To be done: In the material below, the lines containing the word "Paragraph" are required; copy each of them.

Source material:
Begin

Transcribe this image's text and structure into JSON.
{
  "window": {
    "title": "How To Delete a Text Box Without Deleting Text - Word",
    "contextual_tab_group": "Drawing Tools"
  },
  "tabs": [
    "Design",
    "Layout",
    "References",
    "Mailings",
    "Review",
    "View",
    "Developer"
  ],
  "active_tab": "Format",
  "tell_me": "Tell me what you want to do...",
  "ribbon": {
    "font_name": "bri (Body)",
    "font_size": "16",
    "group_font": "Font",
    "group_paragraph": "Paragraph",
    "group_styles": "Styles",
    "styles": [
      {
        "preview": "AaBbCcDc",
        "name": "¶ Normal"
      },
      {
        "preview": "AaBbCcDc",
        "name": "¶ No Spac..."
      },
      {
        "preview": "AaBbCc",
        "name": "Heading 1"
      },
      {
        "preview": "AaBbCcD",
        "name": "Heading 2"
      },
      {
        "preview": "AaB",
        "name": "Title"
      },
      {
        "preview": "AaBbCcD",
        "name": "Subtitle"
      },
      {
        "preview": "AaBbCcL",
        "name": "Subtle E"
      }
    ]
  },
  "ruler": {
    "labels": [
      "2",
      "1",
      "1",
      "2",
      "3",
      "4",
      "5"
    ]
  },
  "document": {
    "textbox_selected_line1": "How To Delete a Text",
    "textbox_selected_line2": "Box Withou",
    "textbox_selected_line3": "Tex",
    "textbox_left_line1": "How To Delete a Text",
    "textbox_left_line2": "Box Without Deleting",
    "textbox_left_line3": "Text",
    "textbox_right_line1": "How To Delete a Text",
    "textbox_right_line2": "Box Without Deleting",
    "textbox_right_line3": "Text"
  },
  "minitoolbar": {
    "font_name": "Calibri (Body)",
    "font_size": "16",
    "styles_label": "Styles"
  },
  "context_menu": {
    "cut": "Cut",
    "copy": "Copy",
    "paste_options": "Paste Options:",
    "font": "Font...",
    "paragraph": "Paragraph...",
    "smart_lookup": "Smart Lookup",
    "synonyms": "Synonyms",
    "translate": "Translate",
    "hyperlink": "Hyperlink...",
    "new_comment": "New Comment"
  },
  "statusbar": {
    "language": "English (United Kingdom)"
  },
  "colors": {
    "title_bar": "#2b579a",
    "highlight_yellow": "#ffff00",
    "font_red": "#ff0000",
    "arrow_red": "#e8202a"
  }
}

End
Begin

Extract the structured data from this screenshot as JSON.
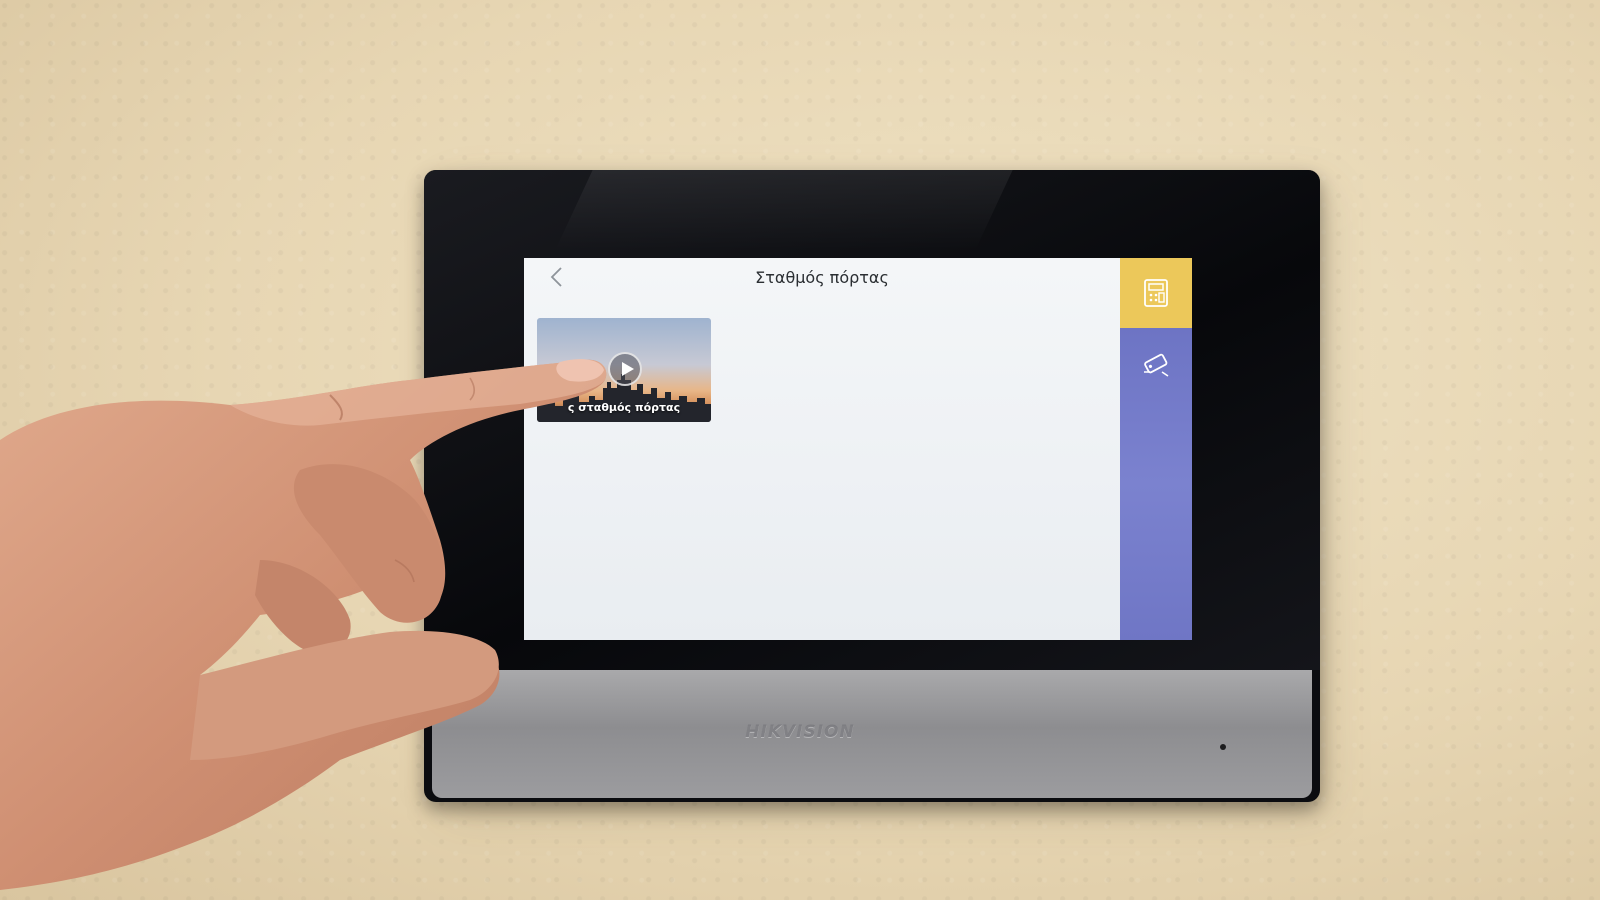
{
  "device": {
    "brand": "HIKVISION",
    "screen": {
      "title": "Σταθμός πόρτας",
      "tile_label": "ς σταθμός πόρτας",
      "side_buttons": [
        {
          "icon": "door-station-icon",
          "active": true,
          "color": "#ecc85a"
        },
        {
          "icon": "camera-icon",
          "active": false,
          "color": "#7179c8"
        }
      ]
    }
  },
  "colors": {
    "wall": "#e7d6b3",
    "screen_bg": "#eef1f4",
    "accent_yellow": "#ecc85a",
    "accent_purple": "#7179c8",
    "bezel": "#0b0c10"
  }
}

End
Begin

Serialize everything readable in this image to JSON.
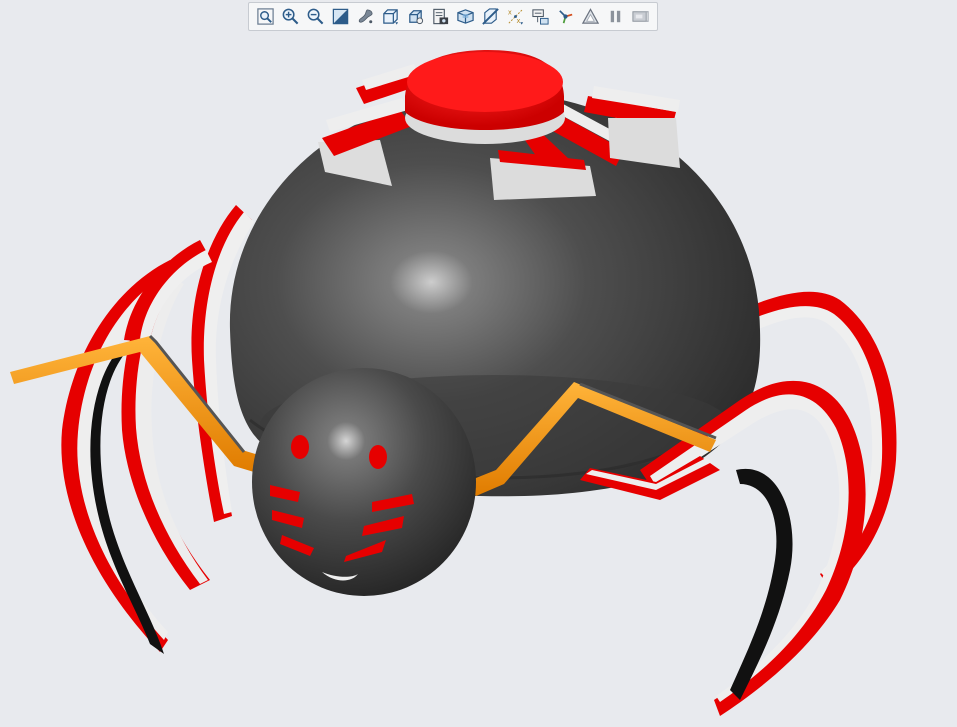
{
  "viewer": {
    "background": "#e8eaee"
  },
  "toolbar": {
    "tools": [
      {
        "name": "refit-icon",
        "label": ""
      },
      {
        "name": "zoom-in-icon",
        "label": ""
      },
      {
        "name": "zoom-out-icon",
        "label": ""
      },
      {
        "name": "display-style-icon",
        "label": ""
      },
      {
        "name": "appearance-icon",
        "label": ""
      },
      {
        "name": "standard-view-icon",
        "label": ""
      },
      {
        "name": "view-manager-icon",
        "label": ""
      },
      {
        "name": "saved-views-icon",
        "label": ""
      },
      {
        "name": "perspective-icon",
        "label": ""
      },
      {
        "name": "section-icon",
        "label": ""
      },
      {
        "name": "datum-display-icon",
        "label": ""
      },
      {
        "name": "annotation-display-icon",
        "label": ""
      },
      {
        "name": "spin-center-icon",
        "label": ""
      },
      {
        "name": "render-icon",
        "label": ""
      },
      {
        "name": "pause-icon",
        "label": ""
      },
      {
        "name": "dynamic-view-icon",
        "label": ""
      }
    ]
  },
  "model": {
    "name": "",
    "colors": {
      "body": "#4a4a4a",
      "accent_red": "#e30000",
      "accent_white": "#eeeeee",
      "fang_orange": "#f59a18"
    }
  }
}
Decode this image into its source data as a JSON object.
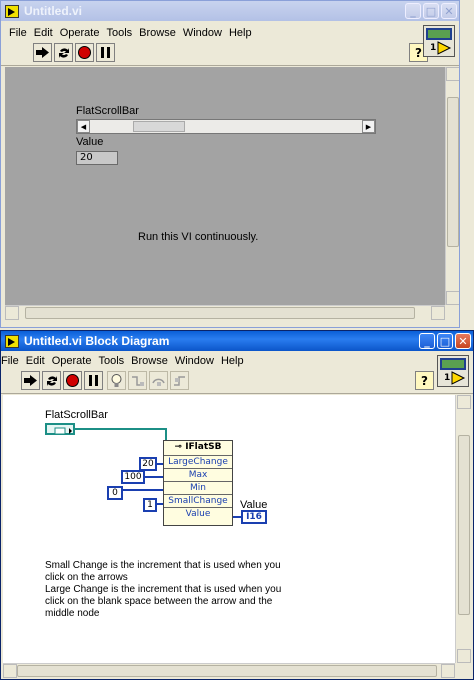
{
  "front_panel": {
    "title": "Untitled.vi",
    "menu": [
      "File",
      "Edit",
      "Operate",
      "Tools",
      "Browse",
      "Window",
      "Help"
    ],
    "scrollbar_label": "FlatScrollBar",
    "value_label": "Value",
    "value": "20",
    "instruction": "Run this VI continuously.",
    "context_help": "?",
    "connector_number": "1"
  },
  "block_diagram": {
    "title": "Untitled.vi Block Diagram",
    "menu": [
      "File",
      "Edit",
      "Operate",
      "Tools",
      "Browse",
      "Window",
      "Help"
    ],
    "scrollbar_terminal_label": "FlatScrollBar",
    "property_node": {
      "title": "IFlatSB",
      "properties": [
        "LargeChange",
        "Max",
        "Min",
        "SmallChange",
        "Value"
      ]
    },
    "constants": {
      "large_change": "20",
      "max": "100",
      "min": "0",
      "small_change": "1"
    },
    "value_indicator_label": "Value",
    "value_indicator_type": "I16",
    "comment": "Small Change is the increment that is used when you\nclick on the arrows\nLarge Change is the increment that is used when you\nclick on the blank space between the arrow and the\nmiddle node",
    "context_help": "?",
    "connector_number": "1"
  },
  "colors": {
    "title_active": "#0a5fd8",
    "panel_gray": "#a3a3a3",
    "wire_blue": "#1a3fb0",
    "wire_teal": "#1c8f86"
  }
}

End

Solution to this exercise:
    "group_paragraph": "Paragraph",
    "paragraph": "Paragraph...",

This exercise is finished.